## Quoted text
---------------

A little over a week ago, in a talk I gave at the Appalachian Center at the University of Kentucky, “Trash the System or Crash the Planet,” I noted that Naomi Klein and many other environmentalists treat the natural environment as scarce, as immutable or given.

What is strange about that argument is that it’s exactly the framework—of unlimited desires and limited means—that forms the basis of the economic theory she and others—including me—are so critical of. It’s how neoclassical economists, the ones who promote free trade and criticize any and all forms of government intervention, understand the world: through the lens of scarcity. It’s how they arrive at their conclusion that, in a world of private property and free markets, self-interested households and corporations will arrive at an efficient allocation of scarce resources. All societies face the same problem—scarcity—and free markets are the best way of dealing with it.

Now, I understand that free-marketeers actually want it both ways: a scarce nature in their neoclassical theories of value, and natural limitations that can ultimately be overcome (as in this recent piece by Matt Ridley) through technological innovation.

But what about that notion of scarcity?

What Klein and others seem NOT to want to imagine is that each society—each way of organizing the economic dimensions of our lives, each way of arranging the production, consumption, and distribution of goods and services—has its own laws of resources, both human and nonhuman. Of workers as well as of oil, of population as well as water. What that means is that changing institutions leads to a change in scarcity—of what is scarce, how it is scarce, what scarcity means, and so on. It is not a question of acknowledging and adapting to scarcity, as neoclassical economists want us to do, but of undoing existing forms of scarcity by changing the institutions whereby we treat resources—again, both human and nonhuman—as scarce. Instead of what? Instead of abundant, overflowing, unproductive, and so on.

What I have in mind, of course, is George Bataille’s critique of the classical notion of utility or usefulness in favor of the notion of expenditure. An abundant instead of a scarce nature.

---------------

## Supplied material
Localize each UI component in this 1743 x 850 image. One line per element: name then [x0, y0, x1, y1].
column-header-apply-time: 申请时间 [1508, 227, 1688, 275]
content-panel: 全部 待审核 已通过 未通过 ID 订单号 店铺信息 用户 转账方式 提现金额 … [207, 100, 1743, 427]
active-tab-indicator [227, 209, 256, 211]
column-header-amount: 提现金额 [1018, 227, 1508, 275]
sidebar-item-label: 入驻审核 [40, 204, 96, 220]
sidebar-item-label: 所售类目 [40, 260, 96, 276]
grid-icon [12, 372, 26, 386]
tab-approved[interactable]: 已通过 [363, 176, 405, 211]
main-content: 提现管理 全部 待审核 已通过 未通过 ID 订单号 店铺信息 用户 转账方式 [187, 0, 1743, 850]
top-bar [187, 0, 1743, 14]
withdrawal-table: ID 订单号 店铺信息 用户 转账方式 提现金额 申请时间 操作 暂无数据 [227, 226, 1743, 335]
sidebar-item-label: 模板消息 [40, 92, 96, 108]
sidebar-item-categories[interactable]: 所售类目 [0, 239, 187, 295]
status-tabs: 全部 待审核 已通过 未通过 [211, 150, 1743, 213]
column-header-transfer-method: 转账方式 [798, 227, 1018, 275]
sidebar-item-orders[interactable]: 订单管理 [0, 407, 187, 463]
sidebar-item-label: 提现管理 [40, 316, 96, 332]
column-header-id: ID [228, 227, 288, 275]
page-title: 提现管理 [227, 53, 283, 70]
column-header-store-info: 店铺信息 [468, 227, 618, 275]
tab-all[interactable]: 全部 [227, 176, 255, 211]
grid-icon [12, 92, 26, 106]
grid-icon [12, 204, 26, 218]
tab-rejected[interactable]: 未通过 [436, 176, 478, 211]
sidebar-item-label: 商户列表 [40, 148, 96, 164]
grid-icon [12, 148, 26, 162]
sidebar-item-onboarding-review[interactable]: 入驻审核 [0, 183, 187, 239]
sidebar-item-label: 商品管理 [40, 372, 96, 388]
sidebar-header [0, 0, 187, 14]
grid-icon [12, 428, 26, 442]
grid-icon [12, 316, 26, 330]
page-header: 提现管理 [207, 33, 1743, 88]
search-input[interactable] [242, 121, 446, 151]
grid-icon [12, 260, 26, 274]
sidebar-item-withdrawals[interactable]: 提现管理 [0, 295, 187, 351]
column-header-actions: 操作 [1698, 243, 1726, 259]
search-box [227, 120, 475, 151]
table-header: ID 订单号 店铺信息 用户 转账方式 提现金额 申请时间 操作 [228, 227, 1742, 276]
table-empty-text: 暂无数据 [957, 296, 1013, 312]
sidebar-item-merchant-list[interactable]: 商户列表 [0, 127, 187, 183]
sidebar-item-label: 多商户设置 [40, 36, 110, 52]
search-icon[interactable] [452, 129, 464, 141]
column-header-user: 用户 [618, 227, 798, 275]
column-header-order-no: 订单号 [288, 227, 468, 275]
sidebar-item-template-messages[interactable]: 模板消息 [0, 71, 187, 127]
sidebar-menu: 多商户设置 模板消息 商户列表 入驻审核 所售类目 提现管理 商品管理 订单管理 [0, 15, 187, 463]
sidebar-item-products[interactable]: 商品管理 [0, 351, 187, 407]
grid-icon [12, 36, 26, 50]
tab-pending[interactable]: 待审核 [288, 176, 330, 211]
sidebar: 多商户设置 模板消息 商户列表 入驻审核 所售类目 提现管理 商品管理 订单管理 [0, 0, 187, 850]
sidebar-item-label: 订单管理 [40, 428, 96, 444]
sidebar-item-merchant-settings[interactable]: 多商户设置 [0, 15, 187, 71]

---------------

## Problems
#1 List every person named in the passage on scarcity.
#2 Write a continuation of the passage on scarcity, starting after its final sentence.

## Answers to each task
#1 Naomi Klein, Matt Ridley, George Bataille

#2
A concrete example of what I have in mind is a dispute—one that is back in the news as a result of the ruling by a federal judge in favor of seed giant Monsanto Co. in a lawsuit filed on behalf of 60 family farmers, seed businesses and organic agricultural organizations challenging the company’s seed patents. Monsanto is creating a particular kind of scarcity, which is useful to its bottom line, a scarcity of patented seeds and intellectual property, which stands opposed to the farmers who want to save and share seeds, and thus to treat nature as not scarce but abundant. As providing abundant seeds and proliferating food variety and as the basis of livelihood for millions of farmers. Or, to invoke another example, the scarcity of land as private property for cattle ranchers in Brazil versus the abundance of latex, with carefully scored rubber trees, for rubber-tappers like Chico Mendes, who was subsequently killed for attempting to protect the abundance of the forest and the livelihoods of the rubber-tappers.

The challenge, it seems to me, is to treat scarcity as an economic and social construction, as the product of particular kinds of institutions and discourses, and to tap the potential of rethinking nature as abundant.

To do so will allow us to imagine trashing the system and, at the same time, avoid crashing the planet.